EXERCISE: Repeat the lines that follow, leaving nothing out.
== LISTED ENTRIES ==
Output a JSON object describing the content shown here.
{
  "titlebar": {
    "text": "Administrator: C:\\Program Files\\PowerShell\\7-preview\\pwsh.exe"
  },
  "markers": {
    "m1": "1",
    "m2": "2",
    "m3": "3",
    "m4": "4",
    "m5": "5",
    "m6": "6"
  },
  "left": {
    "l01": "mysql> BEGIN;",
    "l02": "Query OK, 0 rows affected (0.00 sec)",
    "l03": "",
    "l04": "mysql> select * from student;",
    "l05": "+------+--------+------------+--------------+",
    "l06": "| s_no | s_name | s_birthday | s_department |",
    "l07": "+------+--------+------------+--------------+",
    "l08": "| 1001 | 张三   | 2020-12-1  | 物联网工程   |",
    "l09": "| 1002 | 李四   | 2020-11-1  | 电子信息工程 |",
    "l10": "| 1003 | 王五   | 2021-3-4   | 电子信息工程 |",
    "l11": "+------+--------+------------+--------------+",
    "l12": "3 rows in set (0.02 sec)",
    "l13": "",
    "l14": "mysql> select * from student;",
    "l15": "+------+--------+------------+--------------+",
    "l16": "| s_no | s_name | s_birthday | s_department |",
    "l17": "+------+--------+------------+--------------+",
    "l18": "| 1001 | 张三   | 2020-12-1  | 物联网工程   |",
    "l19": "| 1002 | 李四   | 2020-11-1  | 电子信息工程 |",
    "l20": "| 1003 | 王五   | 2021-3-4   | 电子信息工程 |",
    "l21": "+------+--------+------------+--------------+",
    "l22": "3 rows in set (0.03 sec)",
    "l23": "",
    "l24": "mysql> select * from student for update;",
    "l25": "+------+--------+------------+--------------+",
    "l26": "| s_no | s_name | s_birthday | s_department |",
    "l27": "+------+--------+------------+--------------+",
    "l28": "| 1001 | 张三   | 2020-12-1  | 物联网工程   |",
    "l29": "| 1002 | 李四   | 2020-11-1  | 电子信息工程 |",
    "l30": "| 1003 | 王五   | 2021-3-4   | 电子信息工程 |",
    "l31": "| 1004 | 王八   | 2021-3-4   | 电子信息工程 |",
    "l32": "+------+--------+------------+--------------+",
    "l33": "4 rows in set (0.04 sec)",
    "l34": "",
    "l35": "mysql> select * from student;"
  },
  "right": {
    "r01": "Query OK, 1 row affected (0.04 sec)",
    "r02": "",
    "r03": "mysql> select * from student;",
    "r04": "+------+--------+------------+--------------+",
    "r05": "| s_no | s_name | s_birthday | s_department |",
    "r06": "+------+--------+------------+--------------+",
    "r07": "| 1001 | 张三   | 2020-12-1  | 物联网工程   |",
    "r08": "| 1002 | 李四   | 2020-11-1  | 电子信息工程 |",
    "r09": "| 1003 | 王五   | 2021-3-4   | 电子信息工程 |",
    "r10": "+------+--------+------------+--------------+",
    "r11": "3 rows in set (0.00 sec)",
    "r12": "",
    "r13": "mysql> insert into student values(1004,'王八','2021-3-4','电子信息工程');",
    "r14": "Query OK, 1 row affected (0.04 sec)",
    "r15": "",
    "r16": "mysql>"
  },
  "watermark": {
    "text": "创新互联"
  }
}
===
THE REPLY:
Output a JSON object describing the content shown here.
{
  "titlebar": {
    "text": "Administrator: C:\\Program Files\\PowerShell\\7-preview\\pwsh.exe"
  },
  "markers": {
    "m1": "1",
    "m2": "2",
    "m3": "3",
    "m4": "4",
    "m5": "5",
    "m6": "6"
  },
  "left": {
    "l01": "mysql> BEGIN;",
    "l02": "Query OK, 0 rows affected (0.00 sec)",
    "l03": "",
    "l04": "mysql> select * from student;",
    "l05": "+------+--------+------------+--------------+",
    "l06": "| s_no | s_name | s_birthday | s_department |",
    "l07": "+------+--------+------------+--------------+",
    "l08": "| 1001 | 张三   | 2020-12-1  | 物联网工程   |",
    "l09": "| 1002 | 李四   | 2020-11-1  | 电子信息工程 |",
    "l10": "| 1003 | 王五   | 2021-3-4   | 电子信息工程 |",
    "l11": "+------+--------+------------+--------------+",
    "l12": "3 rows in set (0.02 sec)",
    "l13": "",
    "l14": "mysql> select * from student;",
    "l15": "+------+--------+------------+--------------+",
    "l16": "| s_no | s_name | s_birthday | s_department |",
    "l17": "+------+--------+------------+--------------+",
    "l18": "| 1001 | 张三   | 2020-12-1  | 物联网工程   |",
    "l19": "| 1002 | 李四   | 2020-11-1  | 电子信息工程 |",
    "l20": "| 1003 | 王五   | 2021-3-4   | 电子信息工程 |",
    "l21": "+------+--------+------------+--------------+",
    "l22": "3 rows in set (0.03 sec)",
    "l23": "",
    "l24": "mysql> select * from student for update;",
    "l25": "+------+--------+------------+--------------+",
    "l26": "| s_no | s_name | s_birthday | s_department |",
    "l27": "+------+--------+------------+--------------+",
    "l28": "| 1001 | 张三   | 2020-12-1  | 物联网工程   |",
    "l29": "| 1002 | 李四   | 2020-11-1  | 电子信息工程 |",
    "l30": "| 1003 | 王五   | 2021-3-4   | 电子信息工程 |",
    "l31": "| 1004 | 王八   | 2021-3-4   | 电子信息工程 |",
    "l32": "+------+--------+------------+--------------+",
    "l33": "4 rows in set (0.04 sec)",
    "l34": "",
    "l35": "mysql> select * from student;"
  },
  "right": {
    "r01": "Query OK, 1 row affected (0.04 sec)",
    "r02": "",
    "r03": "mysql> select * from student;",
    "r04": "+------+--------+------------+--------------+",
    "r05": "| s_no | s_name | s_birthday | s_department |",
    "r06": "+------+--------+------------+--------------+",
    "r07": "| 1001 | 张三   | 2020-12-1  | 物联网工程   |",
    "r08": "| 1002 | 李四   | 2020-11-1  | 电子信息工程 |",
    "r09": "| 1003 | 王五   | 2021-3-4   | 电子信息工程 |",
    "r10": "+------+--------+------------+--------------+",
    "r11": "3 rows in set (0.00 sec)",
    "r12": "",
    "r13": "mysql> insert into student values(1004,'王八','2021-3-4','电子信息工程');",
    "r14": "Query OK, 1 row affected (0.04 sec)",
    "r15": "",
    "r16": "mysql>"
  },
  "watermark": {
    "text": "创新互联"
  }
}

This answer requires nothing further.